Permintaan:
Ubah baris pertama sampai baris yang memuat "x-tick-label: 80% (845, 645, 874, 661)", keduanya termasuk, dengan mengganti "bar-segment" menjadi "bar-piece". Tulis ulang hanya baris-baris tersebut tanpa perubahan lain.

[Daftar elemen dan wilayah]
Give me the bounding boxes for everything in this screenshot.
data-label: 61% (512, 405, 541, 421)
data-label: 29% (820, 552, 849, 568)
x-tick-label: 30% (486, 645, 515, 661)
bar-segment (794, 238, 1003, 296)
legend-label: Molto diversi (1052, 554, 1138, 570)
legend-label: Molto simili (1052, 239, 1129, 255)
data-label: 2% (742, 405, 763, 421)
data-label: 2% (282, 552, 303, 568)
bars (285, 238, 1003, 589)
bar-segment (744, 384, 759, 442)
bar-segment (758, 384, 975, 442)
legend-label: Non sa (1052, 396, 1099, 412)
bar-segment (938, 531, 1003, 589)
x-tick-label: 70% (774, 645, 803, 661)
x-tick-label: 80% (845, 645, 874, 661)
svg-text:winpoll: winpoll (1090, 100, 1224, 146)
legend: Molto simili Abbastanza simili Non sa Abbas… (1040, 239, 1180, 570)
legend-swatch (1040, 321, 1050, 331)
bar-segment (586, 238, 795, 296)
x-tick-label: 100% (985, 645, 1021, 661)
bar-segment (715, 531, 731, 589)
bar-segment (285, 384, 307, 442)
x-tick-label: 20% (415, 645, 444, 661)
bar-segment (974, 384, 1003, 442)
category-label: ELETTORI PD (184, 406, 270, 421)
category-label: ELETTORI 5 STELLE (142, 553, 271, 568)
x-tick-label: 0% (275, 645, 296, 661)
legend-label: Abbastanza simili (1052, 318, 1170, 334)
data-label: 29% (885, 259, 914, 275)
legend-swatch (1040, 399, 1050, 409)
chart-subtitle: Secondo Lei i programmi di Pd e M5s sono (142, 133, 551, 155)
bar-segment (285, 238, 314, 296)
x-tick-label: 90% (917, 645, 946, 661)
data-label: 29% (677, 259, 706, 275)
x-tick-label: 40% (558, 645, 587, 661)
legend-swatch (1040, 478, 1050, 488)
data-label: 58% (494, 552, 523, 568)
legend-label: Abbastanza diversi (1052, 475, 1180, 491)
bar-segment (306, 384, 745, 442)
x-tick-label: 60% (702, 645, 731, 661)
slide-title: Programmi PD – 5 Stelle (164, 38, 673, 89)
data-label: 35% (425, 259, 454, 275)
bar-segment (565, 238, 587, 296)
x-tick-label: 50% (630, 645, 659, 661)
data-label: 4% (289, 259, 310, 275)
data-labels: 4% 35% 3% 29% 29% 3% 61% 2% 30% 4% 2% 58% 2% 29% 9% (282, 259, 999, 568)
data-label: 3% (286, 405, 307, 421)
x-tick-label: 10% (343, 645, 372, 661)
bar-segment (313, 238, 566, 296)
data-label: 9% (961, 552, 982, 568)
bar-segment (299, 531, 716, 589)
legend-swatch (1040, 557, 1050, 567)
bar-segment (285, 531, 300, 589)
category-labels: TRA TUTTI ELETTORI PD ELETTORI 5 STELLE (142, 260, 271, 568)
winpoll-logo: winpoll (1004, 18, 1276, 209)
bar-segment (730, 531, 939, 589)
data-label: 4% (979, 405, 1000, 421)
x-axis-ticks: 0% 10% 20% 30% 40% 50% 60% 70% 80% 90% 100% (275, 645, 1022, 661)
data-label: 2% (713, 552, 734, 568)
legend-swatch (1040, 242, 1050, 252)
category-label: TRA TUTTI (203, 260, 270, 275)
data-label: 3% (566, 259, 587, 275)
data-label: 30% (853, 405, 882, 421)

Jawaban:
Give me the bounding boxes for everything in this screenshot.
data-label: 61% (512, 405, 541, 421)
data-label: 29% (820, 552, 849, 568)
x-tick-label: 30% (486, 645, 515, 661)
bar-piece (794, 238, 1003, 296)
legend-label: Molto diversi (1052, 554, 1138, 570)
legend-label: Molto simili (1052, 239, 1129, 255)
data-label: 2% (742, 405, 763, 421)
data-label: 2% (282, 552, 303, 568)
bars (285, 238, 1003, 589)
bar-piece (744, 384, 759, 442)
bar-piece (758, 384, 975, 442)
legend-label: Non sa (1052, 396, 1099, 412)
bar-piece (938, 531, 1003, 589)
x-tick-label: 70% (774, 645, 803, 661)
x-tick-label: 80% (845, 645, 874, 661)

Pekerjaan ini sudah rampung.